** BEGIN Material for the task **
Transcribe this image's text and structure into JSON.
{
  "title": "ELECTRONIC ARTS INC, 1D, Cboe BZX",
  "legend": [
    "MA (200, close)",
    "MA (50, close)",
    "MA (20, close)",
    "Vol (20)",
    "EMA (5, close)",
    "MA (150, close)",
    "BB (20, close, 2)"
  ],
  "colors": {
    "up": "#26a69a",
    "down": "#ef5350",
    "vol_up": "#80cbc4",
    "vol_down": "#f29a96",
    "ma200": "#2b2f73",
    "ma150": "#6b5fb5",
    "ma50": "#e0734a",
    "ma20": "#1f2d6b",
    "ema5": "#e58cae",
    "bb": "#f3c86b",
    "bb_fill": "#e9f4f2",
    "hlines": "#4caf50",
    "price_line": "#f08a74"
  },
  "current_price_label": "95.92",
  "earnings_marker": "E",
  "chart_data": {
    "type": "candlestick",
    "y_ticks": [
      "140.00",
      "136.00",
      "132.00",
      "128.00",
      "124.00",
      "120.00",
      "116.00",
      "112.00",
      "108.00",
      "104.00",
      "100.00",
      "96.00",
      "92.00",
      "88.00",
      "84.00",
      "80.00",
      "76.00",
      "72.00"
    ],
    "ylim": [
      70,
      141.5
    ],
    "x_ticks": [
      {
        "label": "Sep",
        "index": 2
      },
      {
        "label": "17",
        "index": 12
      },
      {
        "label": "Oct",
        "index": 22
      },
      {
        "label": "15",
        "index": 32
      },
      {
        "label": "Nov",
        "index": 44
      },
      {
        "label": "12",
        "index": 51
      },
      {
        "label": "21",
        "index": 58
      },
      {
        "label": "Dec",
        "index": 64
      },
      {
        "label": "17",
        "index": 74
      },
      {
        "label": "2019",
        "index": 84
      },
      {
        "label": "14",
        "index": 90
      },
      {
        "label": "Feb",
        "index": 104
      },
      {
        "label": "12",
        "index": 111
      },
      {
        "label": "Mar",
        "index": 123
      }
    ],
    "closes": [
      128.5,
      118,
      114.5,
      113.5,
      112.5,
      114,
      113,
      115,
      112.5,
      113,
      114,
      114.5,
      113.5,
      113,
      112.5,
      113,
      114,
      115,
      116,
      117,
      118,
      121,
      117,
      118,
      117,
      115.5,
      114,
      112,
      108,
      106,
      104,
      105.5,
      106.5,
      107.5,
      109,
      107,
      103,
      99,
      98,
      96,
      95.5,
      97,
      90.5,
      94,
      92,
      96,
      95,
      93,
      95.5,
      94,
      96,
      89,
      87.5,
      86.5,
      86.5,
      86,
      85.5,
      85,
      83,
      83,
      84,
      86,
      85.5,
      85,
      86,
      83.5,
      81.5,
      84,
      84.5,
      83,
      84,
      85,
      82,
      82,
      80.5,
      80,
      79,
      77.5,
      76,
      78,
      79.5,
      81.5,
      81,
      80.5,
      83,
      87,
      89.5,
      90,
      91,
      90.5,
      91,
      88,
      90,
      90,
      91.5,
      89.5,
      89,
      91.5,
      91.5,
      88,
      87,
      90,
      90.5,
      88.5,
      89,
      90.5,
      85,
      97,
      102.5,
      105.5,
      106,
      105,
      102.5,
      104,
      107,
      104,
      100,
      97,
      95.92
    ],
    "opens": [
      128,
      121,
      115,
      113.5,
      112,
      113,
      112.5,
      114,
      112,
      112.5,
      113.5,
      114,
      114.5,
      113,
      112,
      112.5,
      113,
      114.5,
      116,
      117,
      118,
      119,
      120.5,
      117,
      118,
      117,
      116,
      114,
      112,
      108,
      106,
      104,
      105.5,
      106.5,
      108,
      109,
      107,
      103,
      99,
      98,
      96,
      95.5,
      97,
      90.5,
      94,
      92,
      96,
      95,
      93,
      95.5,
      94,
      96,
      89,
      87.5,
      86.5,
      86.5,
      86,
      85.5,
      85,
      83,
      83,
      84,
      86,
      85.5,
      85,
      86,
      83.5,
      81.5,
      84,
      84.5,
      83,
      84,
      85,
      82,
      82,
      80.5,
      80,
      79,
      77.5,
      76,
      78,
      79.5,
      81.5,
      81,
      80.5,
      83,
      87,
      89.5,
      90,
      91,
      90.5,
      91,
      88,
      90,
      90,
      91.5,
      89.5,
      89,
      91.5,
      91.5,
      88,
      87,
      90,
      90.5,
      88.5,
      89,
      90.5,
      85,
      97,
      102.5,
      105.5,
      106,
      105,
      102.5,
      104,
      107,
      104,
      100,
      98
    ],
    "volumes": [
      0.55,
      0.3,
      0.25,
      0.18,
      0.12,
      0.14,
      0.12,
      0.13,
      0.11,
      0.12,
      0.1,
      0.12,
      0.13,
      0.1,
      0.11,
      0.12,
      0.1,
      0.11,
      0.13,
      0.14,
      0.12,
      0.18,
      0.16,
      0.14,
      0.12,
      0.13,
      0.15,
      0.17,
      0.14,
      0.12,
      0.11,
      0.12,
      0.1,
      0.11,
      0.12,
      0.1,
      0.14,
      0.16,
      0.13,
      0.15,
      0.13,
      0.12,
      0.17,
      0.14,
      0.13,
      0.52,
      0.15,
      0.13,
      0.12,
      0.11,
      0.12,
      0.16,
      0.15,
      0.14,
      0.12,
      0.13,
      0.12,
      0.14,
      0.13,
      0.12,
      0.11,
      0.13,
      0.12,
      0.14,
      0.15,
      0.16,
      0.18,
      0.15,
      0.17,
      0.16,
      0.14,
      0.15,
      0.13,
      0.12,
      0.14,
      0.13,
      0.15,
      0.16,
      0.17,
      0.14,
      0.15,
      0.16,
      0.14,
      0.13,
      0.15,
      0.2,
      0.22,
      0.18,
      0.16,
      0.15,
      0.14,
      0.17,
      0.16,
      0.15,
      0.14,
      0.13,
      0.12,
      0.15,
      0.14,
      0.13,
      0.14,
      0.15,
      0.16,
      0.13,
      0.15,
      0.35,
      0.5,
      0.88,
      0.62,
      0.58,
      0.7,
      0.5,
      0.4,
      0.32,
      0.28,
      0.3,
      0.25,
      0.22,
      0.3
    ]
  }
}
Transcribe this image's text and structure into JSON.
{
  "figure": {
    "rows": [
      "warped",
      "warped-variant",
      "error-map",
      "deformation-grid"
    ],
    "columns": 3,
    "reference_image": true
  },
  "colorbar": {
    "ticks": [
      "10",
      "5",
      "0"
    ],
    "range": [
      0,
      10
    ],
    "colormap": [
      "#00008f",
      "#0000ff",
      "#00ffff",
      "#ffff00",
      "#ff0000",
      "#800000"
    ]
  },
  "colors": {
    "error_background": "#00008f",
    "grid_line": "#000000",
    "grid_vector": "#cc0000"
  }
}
** END Material for the task **
Repeat the entries above exactly, leaving nothing out.

Answer for the task:
Transcribe this image's text and structure into JSON.
{
  "title": "ELECTRONIC ARTS INC, 1D, Cboe BZX",
  "legend": [
    "MA (200, close)",
    "MA (50, close)",
    "MA (20, close)",
    "Vol (20)",
    "EMA (5, close)",
    "MA (150, close)",
    "BB (20, close, 2)"
  ],
  "colors": {
    "up": "#26a69a",
    "down": "#ef5350",
    "vol_up": "#80cbc4",
    "vol_down": "#f29a96",
    "ma200": "#2b2f73",
    "ma150": "#6b5fb5",
    "ma50": "#e0734a",
    "ma20": "#1f2d6b",
    "ema5": "#e58cae",
    "bb": "#f3c86b",
    "bb_fill": "#e9f4f2",
    "hlines": "#4caf50",
    "price_line": "#f08a74"
  },
  "current_price_label": "95.92",
  "earnings_marker": "E",
  "chart_data": {
    "type": "candlestick",
    "y_ticks": [
      "140.00",
      "136.00",
      "132.00",
      "128.00",
      "124.00",
      "120.00",
      "116.00",
      "112.00",
      "108.00",
      "104.00",
      "100.00",
      "96.00",
      "92.00",
      "88.00",
      "84.00",
      "80.00",
      "76.00",
      "72.00"
    ],
    "ylim": [
      70,
      141.5
    ],
    "x_ticks": [
      {
        "label": "Sep",
        "index": 2
      },
      {
        "label": "17",
        "index": 12
      },
      {
        "label": "Oct",
        "index": 22
      },
      {
        "label": "15",
        "index": 32
      },
      {
        "label": "Nov",
        "index": 44
      },
      {
        "label": "12",
        "index": 51
      },
      {
        "label": "21",
        "index": 58
      },
      {
        "label": "Dec",
        "index": 64
      },
      {
        "label": "17",
        "index": 74
      },
      {
        "label": "2019",
        "index": 84
      },
      {
        "label": "14",
        "index": 90
      },
      {
        "label": "Feb",
        "index": 104
      },
      {
        "label": "12",
        "index": 111
      },
      {
        "label": "Mar",
        "index": 123
      }
    ],
    "closes": [
      128.5,
      118,
      114.5,
      113.5,
      112.5,
      114,
      113,
      115,
      112.5,
      113,
      114,
      114.5,
      113.5,
      113,
      112.5,
      113,
      114,
      115,
      116,
      117,
      118,
      121,
      117,
      118,
      117,
      115.5,
      114,
      112,
      108,
      106,
      104,
      105.5,
      106.5,
      107.5,
      109,
      107,
      103,
      99,
      98,
      96,
      95.5,
      97,
      90.5,
      94,
      92,
      96,
      95,
      93,
      95.5,
      94,
      96,
      89,
      87.5,
      86.5,
      86.5,
      86,
      85.5,
      85,
      83,
      83,
      84,
      86,
      85.5,
      85,
      86,
      83.5,
      81.5,
      84,
      84.5,
      83,
      84,
      85,
      82,
      82,
      80.5,
      80,
      79,
      77.5,
      76,
      78,
      79.5,
      81.5,
      81,
      80.5,
      83,
      87,
      89.5,
      90,
      91,
      90.5,
      91,
      88,
      90,
      90,
      91.5,
      89.5,
      89,
      91.5,
      91.5,
      88,
      87,
      90,
      90.5,
      88.5,
      89,
      90.5,
      85,
      97,
      102.5,
      105.5,
      106,
      105,
      102.5,
      104,
      107,
      104,
      100,
      97,
      95.92
    ],
    "opens": [
      128,
      121,
      115,
      113.5,
      112,
      113,
      112.5,
      114,
      112,
      112.5,
      113.5,
      114,
      114.5,
      113,
      112,
      112.5,
      113,
      114.5,
      116,
      117,
      118,
      119,
      120.5,
      117,
      118,
      117,
      116,
      114,
      112,
      108,
      106,
      104,
      105.5,
      106.5,
      108,
      109,
      107,
      103,
      99,
      98,
      96,
      95.5,
      97,
      90.5,
      94,
      92,
      96,
      95,
      93,
      95.5,
      94,
      96,
      89,
      87.5,
      86.5,
      86.5,
      86,
      85.5,
      85,
      83,
      83,
      84,
      86,
      85.5,
      85,
      86,
      83.5,
      81.5,
      84,
      84.5,
      83,
      84,
      85,
      82,
      82,
      80.5,
      80,
      79,
      77.5,
      76,
      78,
      79.5,
      81.5,
      81,
      80.5,
      83,
      87,
      89.5,
      90,
      91,
      90.5,
      91,
      88,
      90,
      90,
      91.5,
      89.5,
      89,
      91.5,
      91.5,
      88,
      87,
      90,
      90.5,
      88.5,
      89,
      90.5,
      85,
      97,
      102.5,
      105.5,
      106,
      105,
      102.5,
      104,
      107,
      104,
      100,
      98
    ],
    "volumes": [
      0.55,
      0.3,
      0.25,
      0.18,
      0.12,
      0.14,
      0.12,
      0.13,
      0.11,
      0.12,
      0.1,
      0.12,
      0.13,
      0.1,
      0.11,
      0.12,
      0.1,
      0.11,
      0.13,
      0.14,
      0.12,
      0.18,
      0.16,
      0.14,
      0.12,
      0.13,
      0.15,
      0.17,
      0.14,
      0.12,
      0.11,
      0.12,
      0.1,
      0.11,
      0.12,
      0.1,
      0.14,
      0.16,
      0.13,
      0.15,
      0.13,
      0.12,
      0.17,
      0.14,
      0.13,
      0.52,
      0.15,
      0.13,
      0.12,
      0.11,
      0.12,
      0.16,
      0.15,
      0.14,
      0.12,
      0.13,
      0.12,
      0.14,
      0.13,
      0.12,
      0.11,
      0.13,
      0.12,
      0.14,
      0.15,
      0.16,
      0.18,
      0.15,
      0.17,
      0.16,
      0.14,
      0.15,
      0.13,
      0.12,
      0.14,
      0.13,
      0.15,
      0.16,
      0.17,
      0.14,
      0.15,
      0.16,
      0.14,
      0.13,
      0.15,
      0.2,
      0.22,
      0.18,
      0.16,
      0.15,
      0.14,
      0.17,
      0.16,
      0.15,
      0.14,
      0.13,
      0.12,
      0.15,
      0.14,
      0.13,
      0.14,
      0.15,
      0.16,
      0.13,
      0.15,
      0.35,
      0.5,
      0.88,
      0.62,
      0.58,
      0.7,
      0.5,
      0.4,
      0.32,
      0.28,
      0.3,
      0.25,
      0.22,
      0.3
    ]
  }
}
Transcribe this image's text and structure into JSON.
{
  "figure": {
    "rows": [
      "warped",
      "warped-variant",
      "error-map",
      "deformation-grid"
    ],
    "columns": 3,
    "reference_image": true
  },
  "colorbar": {
    "ticks": [
      "10",
      "5",
      "0"
    ],
    "range": [
      0,
      10
    ],
    "colormap": [
      "#00008f",
      "#0000ff",
      "#00ffff",
      "#ffff00",
      "#ff0000",
      "#800000"
    ]
  },
  "colors": {
    "error_background": "#00008f",
    "grid_line": "#000000",
    "grid_vector": "#cc0000"
  }
}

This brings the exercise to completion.